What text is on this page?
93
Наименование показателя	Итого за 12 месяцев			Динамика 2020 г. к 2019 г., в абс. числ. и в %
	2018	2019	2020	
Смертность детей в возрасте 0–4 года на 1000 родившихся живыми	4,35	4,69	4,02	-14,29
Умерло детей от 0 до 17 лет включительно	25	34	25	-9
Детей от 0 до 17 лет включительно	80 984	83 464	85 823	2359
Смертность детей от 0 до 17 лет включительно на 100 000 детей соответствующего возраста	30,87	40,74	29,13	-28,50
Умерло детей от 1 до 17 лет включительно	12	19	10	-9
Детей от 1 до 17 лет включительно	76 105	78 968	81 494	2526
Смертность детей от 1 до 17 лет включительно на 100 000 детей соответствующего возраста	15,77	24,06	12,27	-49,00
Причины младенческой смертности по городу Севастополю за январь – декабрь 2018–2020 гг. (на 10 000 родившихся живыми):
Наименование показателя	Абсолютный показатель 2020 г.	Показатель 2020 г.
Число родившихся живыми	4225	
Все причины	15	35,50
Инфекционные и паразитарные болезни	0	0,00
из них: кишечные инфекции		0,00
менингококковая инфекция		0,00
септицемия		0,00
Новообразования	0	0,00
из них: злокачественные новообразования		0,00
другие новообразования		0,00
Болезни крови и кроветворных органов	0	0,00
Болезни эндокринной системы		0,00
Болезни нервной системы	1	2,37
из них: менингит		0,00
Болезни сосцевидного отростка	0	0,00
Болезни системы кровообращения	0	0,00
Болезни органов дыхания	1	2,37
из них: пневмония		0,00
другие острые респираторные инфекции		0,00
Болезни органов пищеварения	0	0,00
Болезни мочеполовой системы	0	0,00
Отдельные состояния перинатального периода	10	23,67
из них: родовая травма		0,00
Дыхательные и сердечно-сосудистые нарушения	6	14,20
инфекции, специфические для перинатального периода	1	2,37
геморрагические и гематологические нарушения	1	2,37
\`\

◇ ◇ ◇ ◇ ◇ ◇ ◇

Problem requirements: Pull every line containing "включительно" from the material above.

Task result:
Умерло детей от 0 до 17 лет включительно	25	34	25	-9
Детей от 0 до 17 лет включительно	80 984	83 464	85 823	2359
Смертность детей от 0 до 17 лет включительно на 100 000 детей соответствующего возраста	30,87	40,74	29,13	-28,50
Умерло детей от 1 до 17 лет включительно	12	19	10	-9
Детей от 1 до 17 лет включительно	76 105	78 968	81 494	2526
Смертность детей от 1 до 17 лет включительно на 100 000 детей соответствующего возраста	15,77	24,06	12,27	-49,00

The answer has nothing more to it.